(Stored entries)
:::::

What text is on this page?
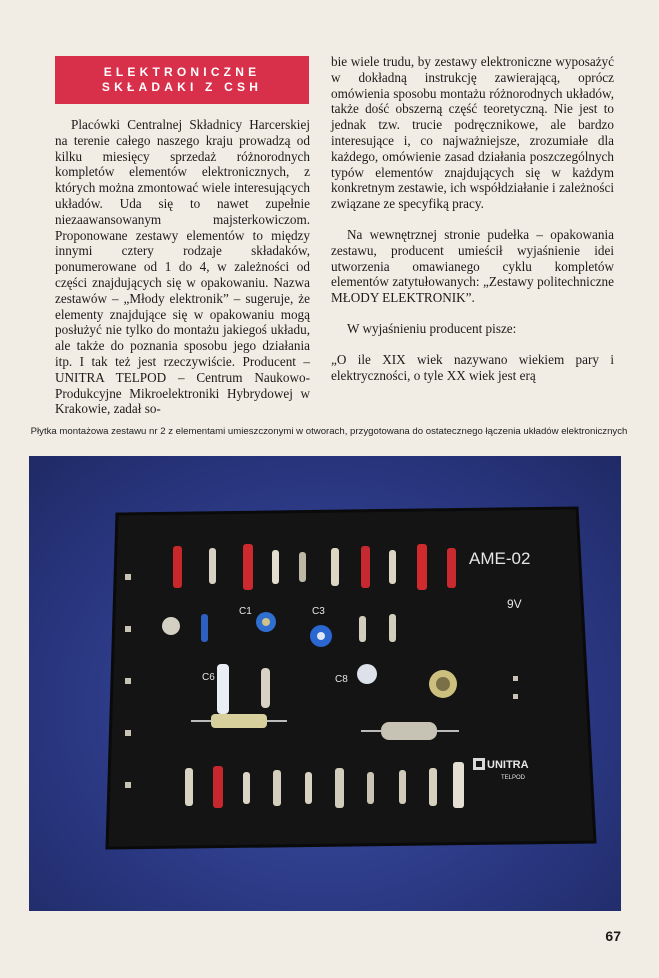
ELEKTRONICZNE
SKŁADAKI Z CSH

Placówki Centralnej Składnicy Harcerskiej na terenie całego naszego kraju prowadzą od kilku miesięcy sprzedaż różnorodnych kompletów elementów elektronicznych, z których można zmontować wiele interesujących układów. Uda się to nawet zupełnie niezaawansowanym majsterkowiczom. Proponowane zestawy elementów to między innymi cztery rodzaje składaków, ponumerowane od 1 do 4, w zależności od części znajdujących się w opakowaniu. Nazwa zestawów – „Młody elektronik” – sugeruje, że elementy znajdujące się w opakowaniu mogą posłużyć nie tylko do montażu jakiegoś układu, ale także do poznania sposobu jego działania itp. I tak też jest rzeczywiście. Producent – UNITRA TELPOD – Centrum Naukowo-Produkcyjne Mikroelektroniki Hybrydowej w Krakowie, zadał so-

bie wiele trudu, by zestawy elektroniczne wyposażyć w dokładną instrukcję zawierającą, oprócz omówienia sposobu montażu różnorodnych układów, także dość obszerną część teoretyczną. Nie jest to jednak tzw. trucie podręcznikowe, ale bardzo interesujące i, co najważniejsze, zrozumiałe dla każdego, omówienie zasad działania poszczególnych typów elementów znajdujących się w każdym konkretnym zestawie, ich współdziałanie i zależności związane ze specyfiką pracy.

Na wewnętrznej stronie pudełka – opakowania zestawu, producent umieścił wyjaśnienie idei utworzenia omawianego cyklu kompletów elementów zatytułowanych: „Zestawy politechniczne MŁODY ELEKTRONIK”.

W wyjaśnieniu producent pisze:

„O ile XIX wiek nazywano wiekiem pary i elektryczności, o tyle XX wiek jest erą

Płytka montażowa zestawu nr 2 z elementami umieszczonymi w otworach, przygotowana do ostatecznego łączenia układów elektronicznych
AME-02
9V
C1	C3
C6	C8
UNITRA
TELPOD
67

:::::

## STATED TASK
Would you set down the listing exactly, omitting pictures?

## WRITTEN ANSWER
What text is on this page?
ELEKTRONICZNE
SKŁADAKI Z CSH

Placówki Centralnej Składnicy Harcerskiej na terenie całego naszego kraju prowadzą od kilku miesięcy sprzedaż różnorodnych kompletów elementów elektronicznych, z których można zmontować wiele interesujących układów. Uda się to nawet zupełnie niezaawansowanym majsterkowiczom. Proponowane zestawy elementów to między innymi cztery rodzaje składaków, ponumerowane od 1 do 4, w zależności od części znajdujących się w opakowaniu. Nazwa zestawów – „Młody elektronik” – sugeruje, że elementy znajdujące się w opakowaniu mogą posłużyć nie tylko do montażu jakiegoś układu, ale także do poznania sposobu jego działania itp. I tak też jest rzeczywiście. Producent – UNITRA TELPOD – Centrum Naukowo-Produkcyjne Mikroelektroniki Hybrydowej w Krakowie, zadał so-

bie wiele trudu, by zestawy elektroniczne wyposażyć w dokładną instrukcję zawierającą, oprócz omówienia sposobu montażu różnorodnych układów, także dość obszerną część teoretyczną. Nie jest to jednak tzw. trucie podręcznikowe, ale bardzo interesujące i, co najważniejsze, zrozumiałe dla każdego, omówienie zasad działania poszczególnych typów elementów znajdujących się w każdym konkretnym zestawie, ich współdziałanie i zależności związane ze specyfiką pracy.

Na wewnętrznej stronie pudełka – opakowania zestawu, producent umieścił wyjaśnienie idei utworzenia omawianego cyklu kompletów elementów zatytułowanych: „Zestawy politechniczne MŁODY ELEKTRONIK”.

W wyjaśnieniu producent pisze:

„O ile XIX wiek nazywano wiekiem pary i elektryczności, o tyle XX wiek jest erą

Płytka montażowa zestawu nr 2 z elementami umieszczonymi w otworach, przygotowana do ostatecznego łączenia układów elektronicznych
AME-02
9V
C1	C3
C6	C8
UNITRA
TELPOD
67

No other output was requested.